## [Short problem]
Make an exact copy of all the entries, but do not reproduce the pictures.

[Data entries]
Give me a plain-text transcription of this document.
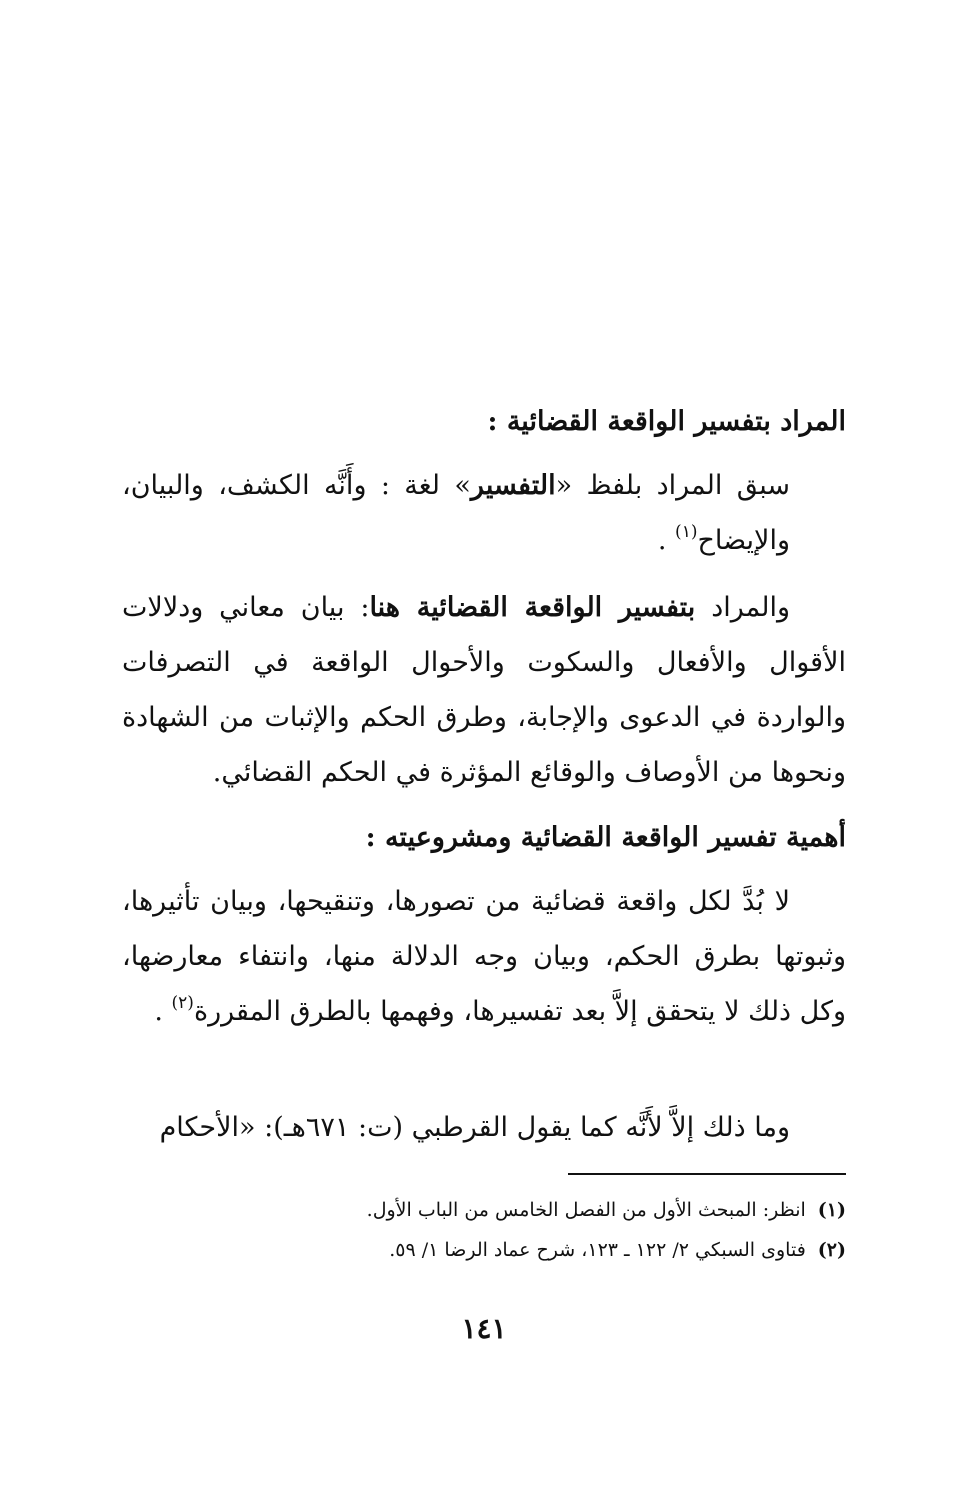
المراد بتفسير الواقعة القضائية :

سبق المراد بلفظ «التفسير» لغة : وأَنَّه الكشف، والبيان، والإيضاح$^{(١)}$ .

والمراد بتفسير الواقعة القضائية هنا: بيان معاني ودلالات الأقوال والأفعال والسكوت والأحوال الواقعة في التصرفات والواردة في الدعوى والإجابة، وطرق الحكم والإثبات من الشهادة ونحوها من الأوصاف والوقائع المؤثرة في الحكم القضائي.

أهمية تفسير الواقعة القضائية ومشروعيته :

لا بُدَّ لكل واقعة قضائية من تصورها، وتنقيحها، وبيان تأثيرها، وثبوتها بطرق الحكم، وبيان وجه الدلالة منها، وانتفاء معارضها، وكل ذلك لا يتحقق إلاَّ بعد تفسيرها، وفهمها بالطرق المقررة$^{(٢)}$ .

وما ذلك إلاَّ لأَنَّه كما يقول القرطبي (ت: ٦٧١هـ): «الأحكام

(١)
انظر: المبحث الأول من الفصل الخامس من الباب الأول.

(٢)
فتاوى السبكي ٢/ ١٢٢ ـ ١٢٣، شرح عماد الرضا ١/ ٥٩.

١٤١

## [Solution below]
Give me a plain-text transcription of this document.
المراد بتفسير الواقعة القضائية :

سبق المراد بلفظ «التفسير» لغة : وأَنَّه الكشف، والبيان، والإيضاح$^{(١)}$ .

والمراد بتفسير الواقعة القضائية هنا: بيان معاني ودلالات الأقوال والأفعال والسكوت والأحوال الواقعة في التصرفات والواردة في الدعوى والإجابة، وطرق الحكم والإثبات من الشهادة ونحوها من الأوصاف والوقائع المؤثرة في الحكم القضائي.

أهمية تفسير الواقعة القضائية ومشروعيته :

لا بُدَّ لكل واقعة قضائية من تصورها، وتنقيحها، وبيان تأثيرها، وثبوتها بطرق الحكم، وبيان وجه الدلالة منها، وانتفاء معارضها، وكل ذلك لا يتحقق إلاَّ بعد تفسيرها، وفهمها بالطرق المقررة$^{(٢)}$ .

وما ذلك إلاَّ لأَنَّه كما يقول القرطبي (ت: ٦٧١هـ): «الأحكام

(١)
انظر: المبحث الأول من الفصل الخامس من الباب الأول.

(٢)
فتاوى السبكي ٢/ ١٢٢ ـ ١٢٣، شرح عماد الرضا ١/ ٥٩.

١٤١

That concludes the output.